**Task statement**
Reproduce every line of the material below, but drop the pictures.

──────── Exercise inputs

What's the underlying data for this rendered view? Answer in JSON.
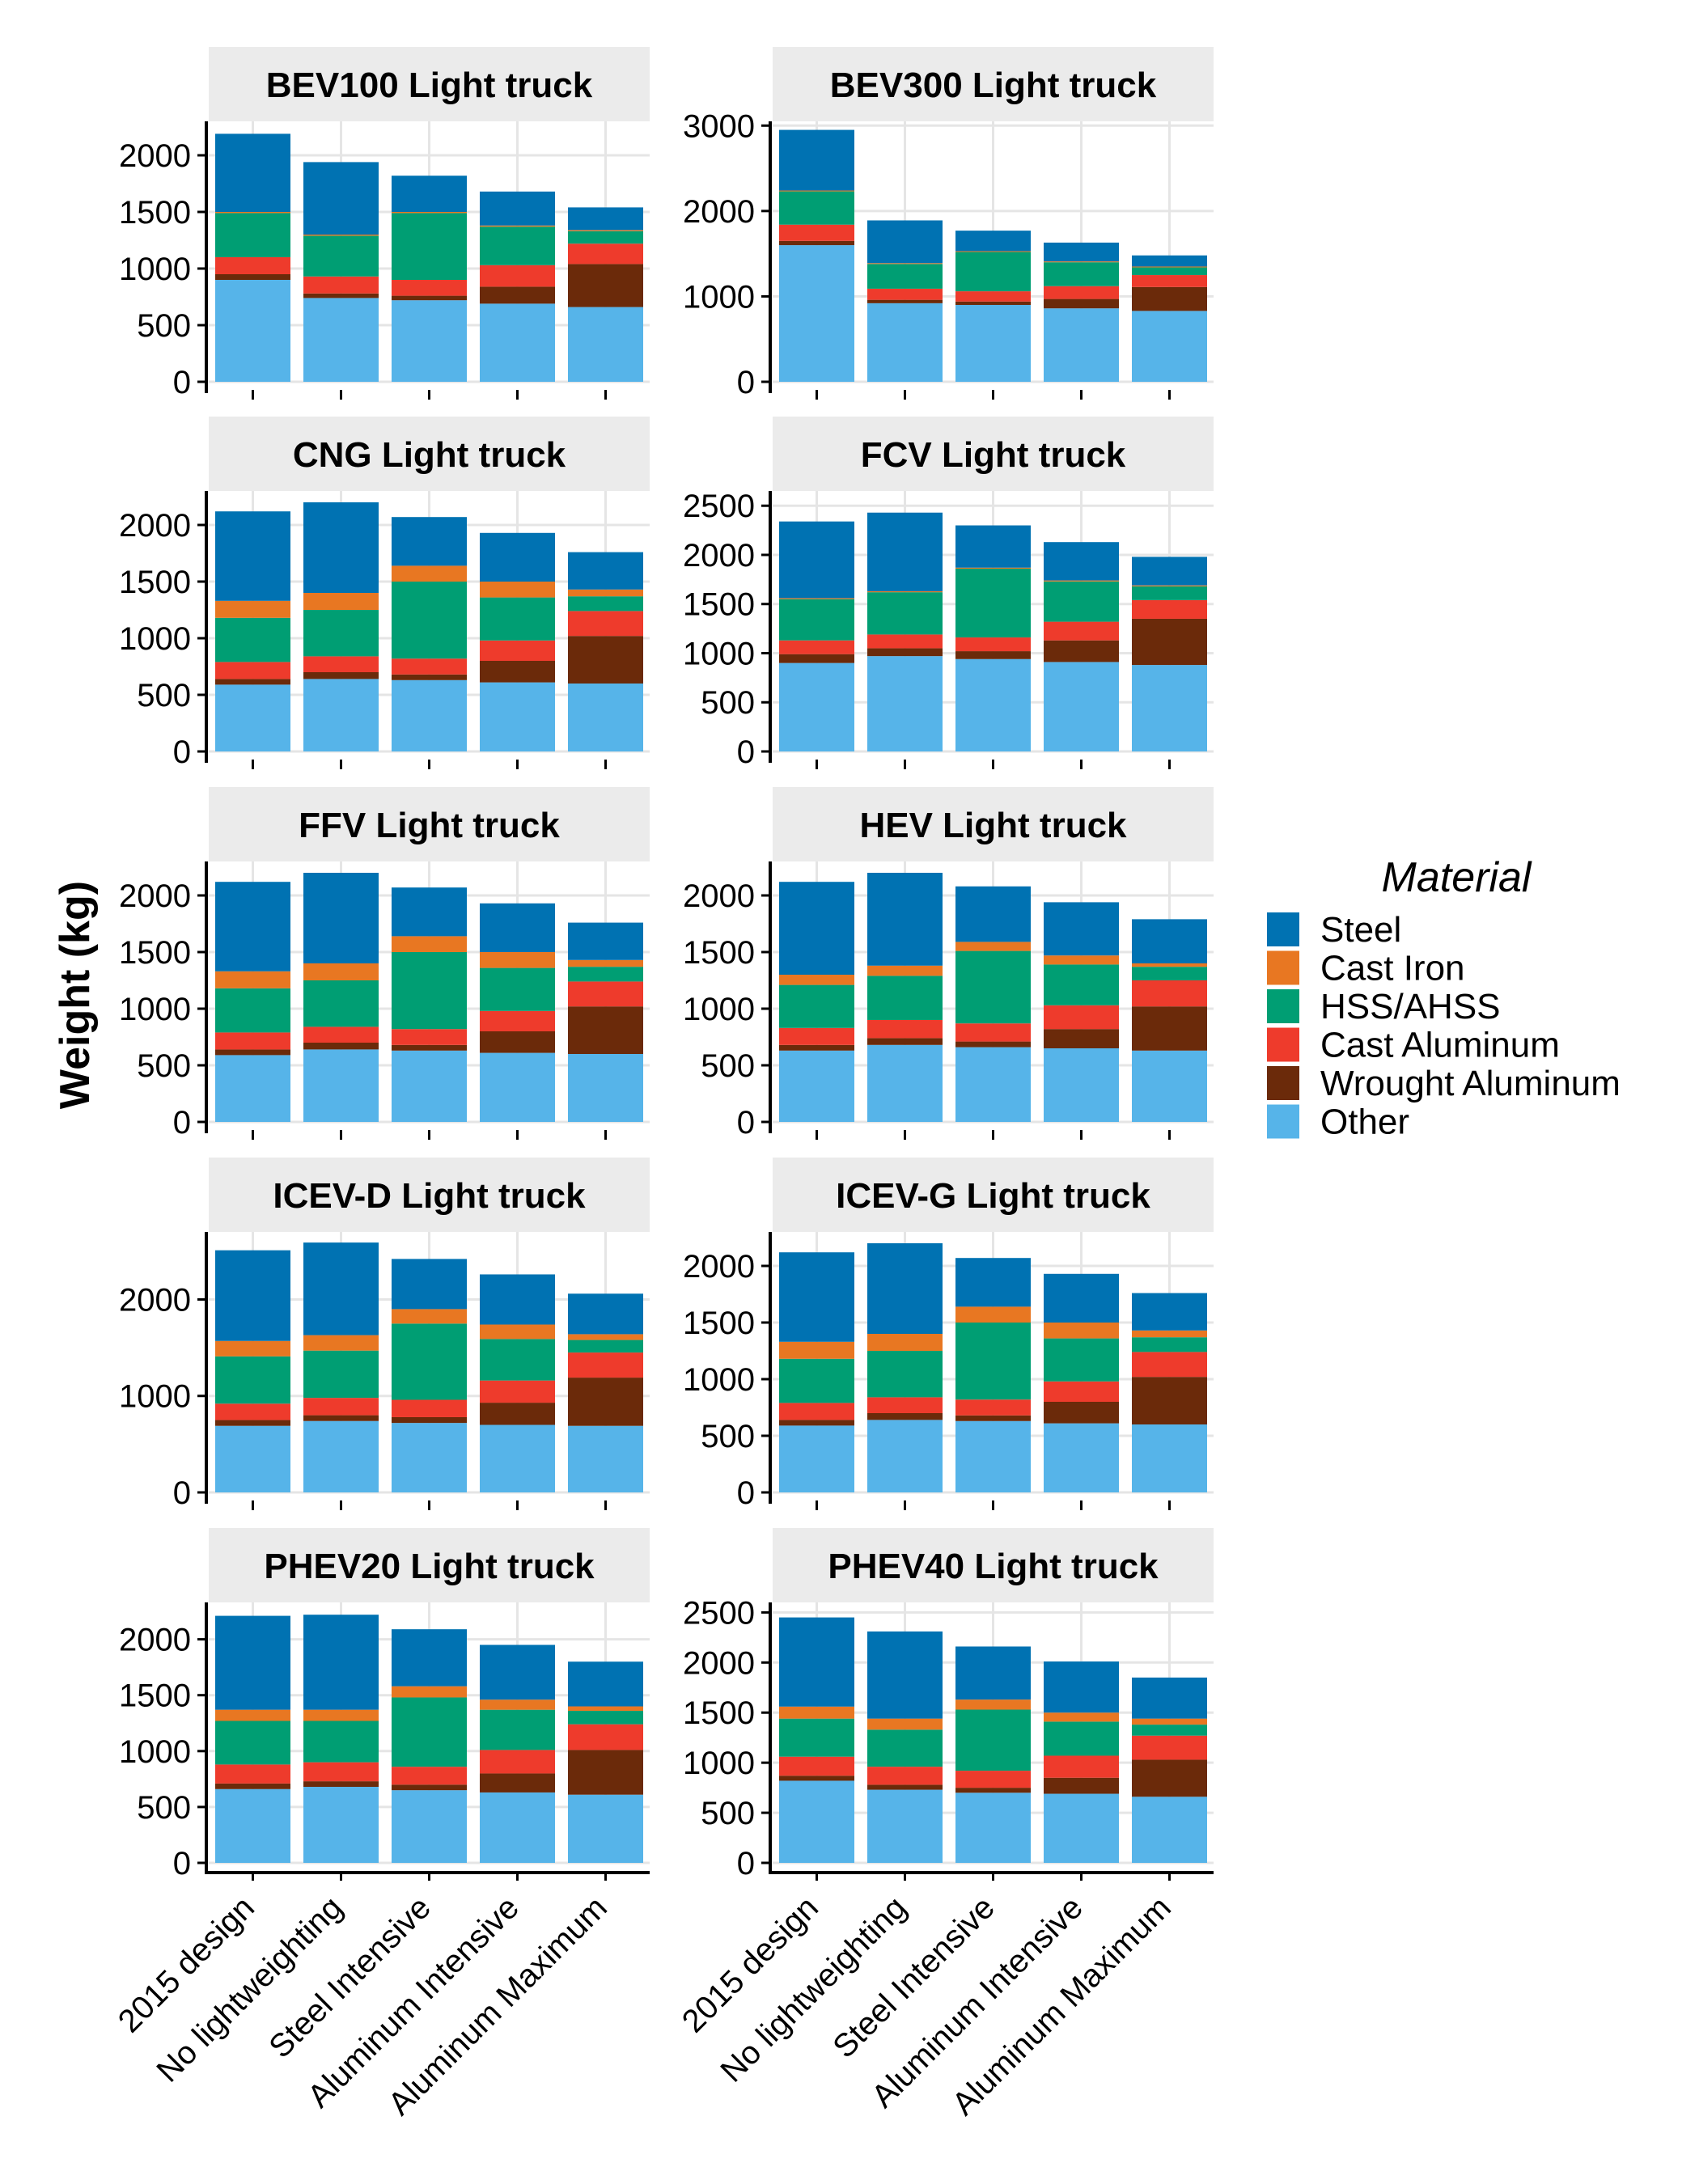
{
  "chart_data": {
    "type": "bar",
    "stacked": true,
    "ylabel": "Weight (kg)",
    "grid": true,
    "legend": {
      "title": "Material",
      "placement": "right",
      "entries": [
        "Steel",
        "Cast Iron",
        "HSS/AHSS",
        "Cast Aluminum",
        "Wrought Aluminum",
        "Other"
      ]
    },
    "colors": {
      "Other": "#56B4E9",
      "Wrought Aluminum": "#6B2A0A",
      "Cast Aluminum": "#EE3B2C",
      "HSS/AHSS": "#009E73",
      "Cast Iron": "#E87722",
      "Steel": "#0072B2",
      "strip": "#EBEBEB",
      "grid": "#E5E5E5"
    },
    "stack_order": [
      "Other",
      "Wrought Aluminum",
      "Cast Aluminum",
      "HSS/AHSS",
      "Cast Iron",
      "Steel"
    ],
    "categories": [
      "2015 design",
      "No lightweighting",
      "Steel Intensive",
      "Aluminum Intensive",
      "Aluminum Maximum"
    ],
    "panels": [
      {
        "title": "BEV100 Light truck",
        "ylim": [
          0,
          2300
        ],
        "yticks": [
          0,
          500,
          1000,
          1500,
          2000
        ],
        "series": {
          "Other": [
            900,
            740,
            720,
            690,
            660
          ],
          "Wrought Aluminum": [
            50,
            40,
            40,
            150,
            380
          ],
          "Cast Aluminum": [
            150,
            150,
            140,
            190,
            180
          ],
          "HSS/AHSS": [
            390,
            360,
            590,
            340,
            110
          ],
          "Cast Iron": [
            10,
            10,
            10,
            10,
            10
          ],
          "Steel": [
            690,
            640,
            320,
            300,
            200
          ]
        }
      },
      {
        "title": "BEV300 Light truck",
        "ylim": [
          0,
          3050
        ],
        "yticks": [
          0,
          1000,
          2000,
          3000
        ],
        "series": {
          "Other": [
            1600,
            920,
            900,
            860,
            830
          ],
          "Wrought Aluminum": [
            50,
            40,
            40,
            110,
            280
          ],
          "Cast Aluminum": [
            190,
            130,
            120,
            150,
            140
          ],
          "HSS/AHSS": [
            390,
            290,
            460,
            280,
            90
          ],
          "Cast Iron": [
            10,
            10,
            10,
            10,
            10
          ],
          "Steel": [
            710,
            500,
            240,
            220,
            130
          ]
        }
      },
      {
        "title": "CNG Light truck",
        "ylim": [
          0,
          2300
        ],
        "yticks": [
          0,
          500,
          1000,
          1500,
          2000
        ],
        "series": {
          "Other": [
            590,
            640,
            630,
            610,
            600
          ],
          "Wrought Aluminum": [
            50,
            60,
            50,
            190,
            420
          ],
          "Cast Aluminum": [
            150,
            140,
            140,
            180,
            220
          ],
          "HSS/AHSS": [
            390,
            410,
            680,
            380,
            130
          ],
          "Cast Iron": [
            150,
            150,
            140,
            140,
            60
          ],
          "Steel": [
            790,
            800,
            430,
            430,
            330
          ]
        }
      },
      {
        "title": "FCV Light truck",
        "ylim": [
          0,
          2650
        ],
        "yticks": [
          0,
          500,
          1000,
          1500,
          2000,
          2500
        ],
        "series": {
          "Other": [
            900,
            970,
            940,
            910,
            880
          ],
          "Wrought Aluminum": [
            90,
            80,
            80,
            220,
            470
          ],
          "Cast Aluminum": [
            140,
            140,
            140,
            190,
            190
          ],
          "HSS/AHSS": [
            420,
            430,
            700,
            410,
            140
          ],
          "Cast Iron": [
            10,
            10,
            10,
            10,
            10
          ],
          "Steel": [
            780,
            800,
            430,
            390,
            290
          ]
        }
      },
      {
        "title": "FFV Light truck",
        "ylim": [
          0,
          2300
        ],
        "yticks": [
          0,
          500,
          1000,
          1500,
          2000
        ],
        "series": {
          "Other": [
            590,
            640,
            630,
            610,
            600
          ],
          "Wrought Aluminum": [
            50,
            60,
            50,
            190,
            420
          ],
          "Cast Aluminum": [
            150,
            140,
            140,
            180,
            220
          ],
          "HSS/AHSS": [
            390,
            410,
            680,
            380,
            130
          ],
          "Cast Iron": [
            150,
            150,
            140,
            140,
            60
          ],
          "Steel": [
            790,
            800,
            430,
            430,
            330
          ]
        }
      },
      {
        "title": "HEV Light truck",
        "ylim": [
          0,
          2300
        ],
        "yticks": [
          0,
          500,
          1000,
          1500,
          2000
        ],
        "series": {
          "Other": [
            630,
            680,
            660,
            650,
            630
          ],
          "Wrought Aluminum": [
            50,
            60,
            50,
            170,
            390
          ],
          "Cast Aluminum": [
            150,
            160,
            160,
            210,
            230
          ],
          "HSS/AHSS": [
            380,
            390,
            640,
            360,
            120
          ],
          "Cast Iron": [
            90,
            90,
            80,
            80,
            30
          ],
          "Steel": [
            820,
            820,
            490,
            470,
            390
          ]
        }
      },
      {
        "title": "ICEV-D Light truck",
        "ylim": [
          0,
          2700
        ],
        "yticks": [
          0,
          1000,
          2000
        ],
        "series": {
          "Other": [
            690,
            740,
            720,
            700,
            690
          ],
          "Wrought Aluminum": [
            60,
            60,
            60,
            230,
            500
          ],
          "Cast Aluminum": [
            170,
            180,
            180,
            230,
            260
          ],
          "HSS/AHSS": [
            490,
            490,
            790,
            430,
            130
          ],
          "Cast Iron": [
            160,
            160,
            150,
            150,
            60
          ],
          "Steel": [
            940,
            960,
            520,
            520,
            420
          ]
        }
      },
      {
        "title": "ICEV-G Light truck",
        "ylim": [
          0,
          2300
        ],
        "yticks": [
          0,
          500,
          1000,
          1500,
          2000
        ],
        "series": {
          "Other": [
            590,
            640,
            630,
            610,
            600
          ],
          "Wrought Aluminum": [
            50,
            60,
            50,
            190,
            420
          ],
          "Cast Aluminum": [
            150,
            140,
            140,
            180,
            220
          ],
          "HSS/AHSS": [
            390,
            410,
            680,
            380,
            130
          ],
          "Cast Iron": [
            150,
            150,
            140,
            140,
            60
          ],
          "Steel": [
            790,
            800,
            430,
            430,
            330
          ]
        }
      },
      {
        "title": "PHEV20 Light truck",
        "ylim": [
          0,
          2330
        ],
        "yticks": [
          0,
          500,
          1000,
          1500,
          2000
        ],
        "series": {
          "Other": [
            660,
            680,
            650,
            630,
            610
          ],
          "Wrought Aluminum": [
            50,
            50,
            50,
            170,
            400
          ],
          "Cast Aluminum": [
            170,
            170,
            160,
            210,
            230
          ],
          "HSS/AHSS": [
            390,
            370,
            620,
            360,
            120
          ],
          "Cast Iron": [
            100,
            100,
            100,
            90,
            40
          ],
          "Steel": [
            840,
            850,
            510,
            490,
            400
          ]
        }
      },
      {
        "title": "PHEV40 Light truck",
        "ylim": [
          0,
          2600
        ],
        "yticks": [
          0,
          500,
          1000,
          1500,
          2000,
          2500
        ],
        "series": {
          "Other": [
            820,
            730,
            700,
            690,
            660
          ],
          "Wrought Aluminum": [
            50,
            50,
            50,
            160,
            370
          ],
          "Cast Aluminum": [
            190,
            180,
            170,
            220,
            240
          ],
          "HSS/AHSS": [
            380,
            370,
            610,
            340,
            110
          ],
          "Cast Iron": [
            120,
            110,
            100,
            90,
            60
          ],
          "Steel": [
            890,
            870,
            530,
            510,
            410
          ]
        }
      }
    ]
  }
}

────────────────

**Finished task**
What's the underlying data for this rendered view? Answer in JSON.
{
  "chart_data": {
    "type": "bar",
    "stacked": true,
    "ylabel": "Weight (kg)",
    "grid": true,
    "legend": {
      "title": "Material",
      "placement": "right",
      "entries": [
        "Steel",
        "Cast Iron",
        "HSS/AHSS",
        "Cast Aluminum",
        "Wrought Aluminum",
        "Other"
      ]
    },
    "colors": {
      "Other": "#56B4E9",
      "Wrought Aluminum": "#6B2A0A",
      "Cast Aluminum": "#EE3B2C",
      "HSS/AHSS": "#009E73",
      "Cast Iron": "#E87722",
      "Steel": "#0072B2",
      "strip": "#EBEBEB",
      "grid": "#E5E5E5"
    },
    "stack_order": [
      "Other",
      "Wrought Aluminum",
      "Cast Aluminum",
      "HSS/AHSS",
      "Cast Iron",
      "Steel"
    ],
    "categories": [
      "2015 design",
      "No lightweighting",
      "Steel Intensive",
      "Aluminum Intensive",
      "Aluminum Maximum"
    ],
    "panels": [
      {
        "title": "BEV100 Light truck",
        "ylim": [
          0,
          2300
        ],
        "yticks": [
          0,
          500,
          1000,
          1500,
          2000
        ],
        "series": {
          "Other": [
            900,
            740,
            720,
            690,
            660
          ],
          "Wrought Aluminum": [
            50,
            40,
            40,
            150,
            380
          ],
          "Cast Aluminum": [
            150,
            150,
            140,
            190,
            180
          ],
          "HSS/AHSS": [
            390,
            360,
            590,
            340,
            110
          ],
          "Cast Iron": [
            10,
            10,
            10,
            10,
            10
          ],
          "Steel": [
            690,
            640,
            320,
            300,
            200
          ]
        }
      },
      {
        "title": "BEV300 Light truck",
        "ylim": [
          0,
          3050
        ],
        "yticks": [
          0,
          1000,
          2000,
          3000
        ],
        "series": {
          "Other": [
            1600,
            920,
            900,
            860,
            830
          ],
          "Wrought Aluminum": [
            50,
            40,
            40,
            110,
            280
          ],
          "Cast Aluminum": [
            190,
            130,
            120,
            150,
            140
          ],
          "HSS/AHSS": [
            390,
            290,
            460,
            280,
            90
          ],
          "Cast Iron": [
            10,
            10,
            10,
            10,
            10
          ],
          "Steel": [
            710,
            500,
            240,
            220,
            130
          ]
        }
      },
      {
        "title": "CNG Light truck",
        "ylim": [
          0,
          2300
        ],
        "yticks": [
          0,
          500,
          1000,
          1500,
          2000
        ],
        "series": {
          "Other": [
            590,
            640,
            630,
            610,
            600
          ],
          "Wrought Aluminum": [
            50,
            60,
            50,
            190,
            420
          ],
          "Cast Aluminum": [
            150,
            140,
            140,
            180,
            220
          ],
          "HSS/AHSS": [
            390,
            410,
            680,
            380,
            130
          ],
          "Cast Iron": [
            150,
            150,
            140,
            140,
            60
          ],
          "Steel": [
            790,
            800,
            430,
            430,
            330
          ]
        }
      },
      {
        "title": "FCV Light truck",
        "ylim": [
          0,
          2650
        ],
        "yticks": [
          0,
          500,
          1000,
          1500,
          2000,
          2500
        ],
        "series": {
          "Other": [
            900,
            970,
            940,
            910,
            880
          ],
          "Wrought Aluminum": [
            90,
            80,
            80,
            220,
            470
          ],
          "Cast Aluminum": [
            140,
            140,
            140,
            190,
            190
          ],
          "HSS/AHSS": [
            420,
            430,
            700,
            410,
            140
          ],
          "Cast Iron": [
            10,
            10,
            10,
            10,
            10
          ],
          "Steel": [
            780,
            800,
            430,
            390,
            290
          ]
        }
      },
      {
        "title": "FFV Light truck",
        "ylim": [
          0,
          2300
        ],
        "yticks": [
          0,
          500,
          1000,
          1500,
          2000
        ],
        "series": {
          "Other": [
            590,
            640,
            630,
            610,
            600
          ],
          "Wrought Aluminum": [
            50,
            60,
            50,
            190,
            420
          ],
          "Cast Aluminum": [
            150,
            140,
            140,
            180,
            220
          ],
          "HSS/AHSS": [
            390,
            410,
            680,
            380,
            130
          ],
          "Cast Iron": [
            150,
            150,
            140,
            140,
            60
          ],
          "Steel": [
            790,
            800,
            430,
            430,
            330
          ]
        }
      },
      {
        "title": "HEV Light truck",
        "ylim": [
          0,
          2300
        ],
        "yticks": [
          0,
          500,
          1000,
          1500,
          2000
        ],
        "series": {
          "Other": [
            630,
            680,
            660,
            650,
            630
          ],
          "Wrought Aluminum": [
            50,
            60,
            50,
            170,
            390
          ],
          "Cast Aluminum": [
            150,
            160,
            160,
            210,
            230
          ],
          "HSS/AHSS": [
            380,
            390,
            640,
            360,
            120
          ],
          "Cast Iron": [
            90,
            90,
            80,
            80,
            30
          ],
          "Steel": [
            820,
            820,
            490,
            470,
            390
          ]
        }
      },
      {
        "title": "ICEV-D Light truck",
        "ylim": [
          0,
          2700
        ],
        "yticks": [
          0,
          1000,
          2000
        ],
        "series": {
          "Other": [
            690,
            740,
            720,
            700,
            690
          ],
          "Wrought Aluminum": [
            60,
            60,
            60,
            230,
            500
          ],
          "Cast Aluminum": [
            170,
            180,
            180,
            230,
            260
          ],
          "HSS/AHSS": [
            490,
            490,
            790,
            430,
            130
          ],
          "Cast Iron": [
            160,
            160,
            150,
            150,
            60
          ],
          "Steel": [
            940,
            960,
            520,
            520,
            420
          ]
        }
      },
      {
        "title": "ICEV-G Light truck",
        "ylim": [
          0,
          2300
        ],
        "yticks": [
          0,
          500,
          1000,
          1500,
          2000
        ],
        "series": {
          "Other": [
            590,
            640,
            630,
            610,
            600
          ],
          "Wrought Aluminum": [
            50,
            60,
            50,
            190,
            420
          ],
          "Cast Aluminum": [
            150,
            140,
            140,
            180,
            220
          ],
          "HSS/AHSS": [
            390,
            410,
            680,
            380,
            130
          ],
          "Cast Iron": [
            150,
            150,
            140,
            140,
            60
          ],
          "Steel": [
            790,
            800,
            430,
            430,
            330
          ]
        }
      },
      {
        "title": "PHEV20 Light truck",
        "ylim": [
          0,
          2330
        ],
        "yticks": [
          0,
          500,
          1000,
          1500,
          2000
        ],
        "series": {
          "Other": [
            660,
            680,
            650,
            630,
            610
          ],
          "Wrought Aluminum": [
            50,
            50,
            50,
            170,
            400
          ],
          "Cast Aluminum": [
            170,
            170,
            160,
            210,
            230
          ],
          "HSS/AHSS": [
            390,
            370,
            620,
            360,
            120
          ],
          "Cast Iron": [
            100,
            100,
            100,
            90,
            40
          ],
          "Steel": [
            840,
            850,
            510,
            490,
            400
          ]
        }
      },
      {
        "title": "PHEV40 Light truck",
        "ylim": [
          0,
          2600
        ],
        "yticks": [
          0,
          500,
          1000,
          1500,
          2000,
          2500
        ],
        "series": {
          "Other": [
            820,
            730,
            700,
            690,
            660
          ],
          "Wrought Aluminum": [
            50,
            50,
            50,
            160,
            370
          ],
          "Cast Aluminum": [
            190,
            180,
            170,
            220,
            240
          ],
          "HSS/AHSS": [
            380,
            370,
            610,
            340,
            110
          ],
          "Cast Iron": [
            120,
            110,
            100,
            90,
            60
          ],
          "Steel": [
            890,
            870,
            530,
            510,
            410
          ]
        }
      }
    ]
  }
}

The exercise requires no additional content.